Required work:
Copy the listing verbatim, excluding any images found in it.

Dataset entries
****************************************
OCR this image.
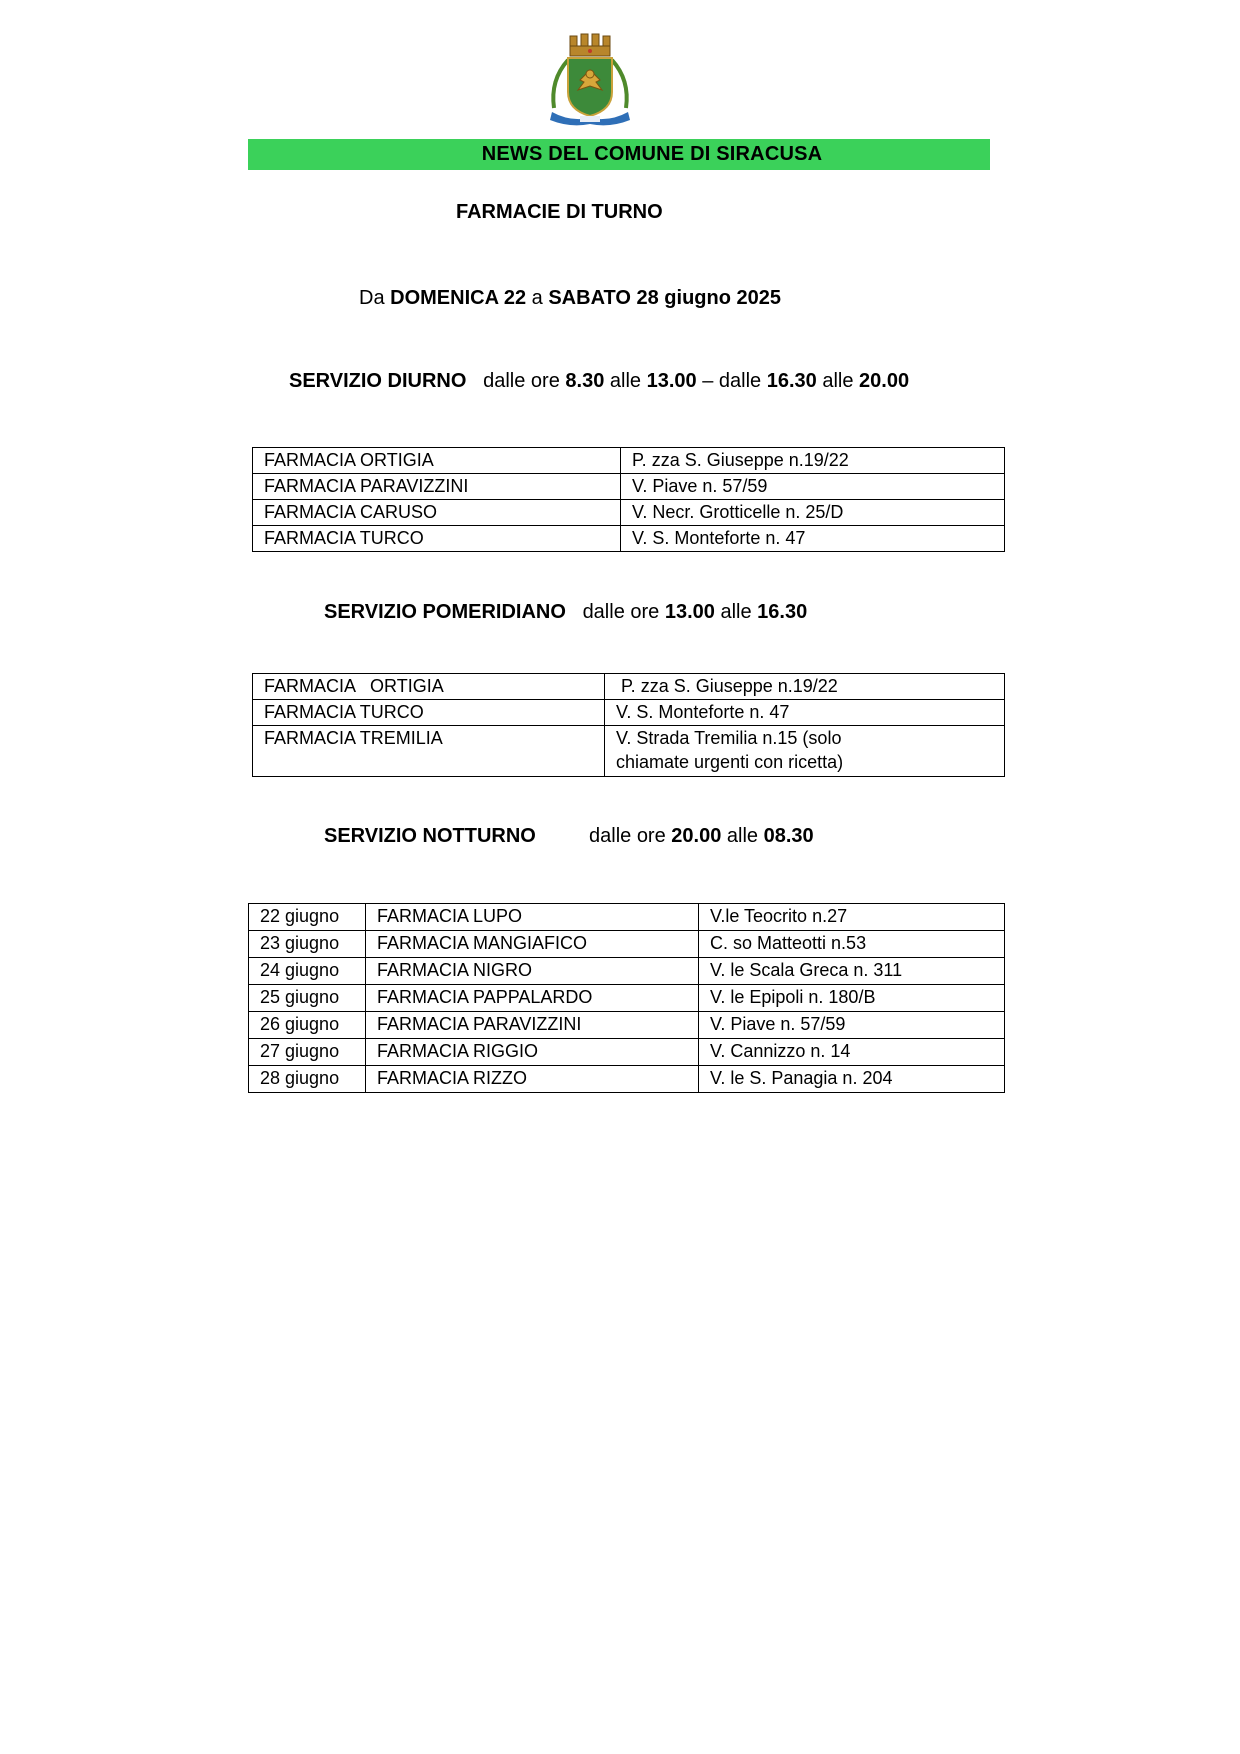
NEWS DEL COMUNE DI SIRACUSA
FARMACIE DI TURNO
Da DOMENICA 22 a SABATO 28 giugno 2025
SERVIZIO DIURNO dalle ore 8.30 alle 13.00 – dalle 16.30 alle 20.00
FARMACIA ORTIGIA	P. zza S. Giuseppe n.19/22
FARMACIA PARAVIZZINI	V. Piave n. 57/59
FARMACIA CARUSO	V. Necr. Grotticelle n. 25/D
FARMACIA TURCO	V. S. Monteforte n. 47
SERVIZIO POMERIDIANO dalle ore 13.00 alle 16.30
FARMACIA   ORTIGIA	P. zza S. Giuseppe n.19/22
FARMACIA TURCO	V. S. Monteforte n. 47
FARMACIA TREMILIA	V. Strada Tremilia n.15 (solo chiamate urgenti con ricetta)
SERVIZIO NOTTURNO	dalle ore 20.00 alle 08.30
22 giugno	FARMACIA LUPO	V.le Teocrito n.27
23 giugno	FARMACIA MANGIAFICO	C. so Matteotti n.53
24 giugno	FARMACIA NIGRO	V. le Scala Greca n. 311
25 giugno	FARMACIA PAPPALARDO	V. le Epipoli n. 180/B
26 giugno	FARMACIA PARAVIZZINI	V. Piave n. 57/59
27 giugno	FARMACIA RIGGIO	V. Cannizzo n. 14
28 giugno	FARMACIA RIZZO	V. le S. Panagia n. 204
****************************************
The response:
OCR this image.
NEWS DEL COMUNE DI SIRACUSA
FARMACIE DI TURNO
Da DOMENICA 22 a SABATO 28 giugno 2025
SERVIZIO DIURNO dalle ore 8.30 alle 13.00 – dalle 16.30 alle 20.00
FARMACIA ORTIGIA	P. zza S. Giuseppe n.19/22
FARMACIA PARAVIZZINI	V. Piave n. 57/59
FARMACIA CARUSO	V. Necr. Grotticelle n. 25/D
FARMACIA TURCO	V. S. Monteforte n. 47
SERVIZIO POMERIDIANO dalle ore 13.00 alle 16.30
FARMACIA   ORTIGIA	P. zza S. Giuseppe n.19/22
FARMACIA TURCO	V. S. Monteforte n. 47
FARMACIA TREMILIA	V. Strada Tremilia n.15 (solo chiamate urgenti con ricetta)
SERVIZIO NOTTURNO	dalle ore 20.00 alle 08.30
22 giugno	FARMACIA LUPO	V.le Teocrito n.27
23 giugno	FARMACIA MANGIAFICO	C. so Matteotti n.53
24 giugno	FARMACIA NIGRO	V. le Scala Greca n. 311
25 giugno	FARMACIA PAPPALARDO	V. le Epipoli n. 180/B
26 giugno	FARMACIA PARAVIZZINI	V. Piave n. 57/59
27 giugno	FARMACIA RIGGIO	V. Cannizzo n. 14
28 giugno	FARMACIA RIZZO	V. le S. Panagia n. 204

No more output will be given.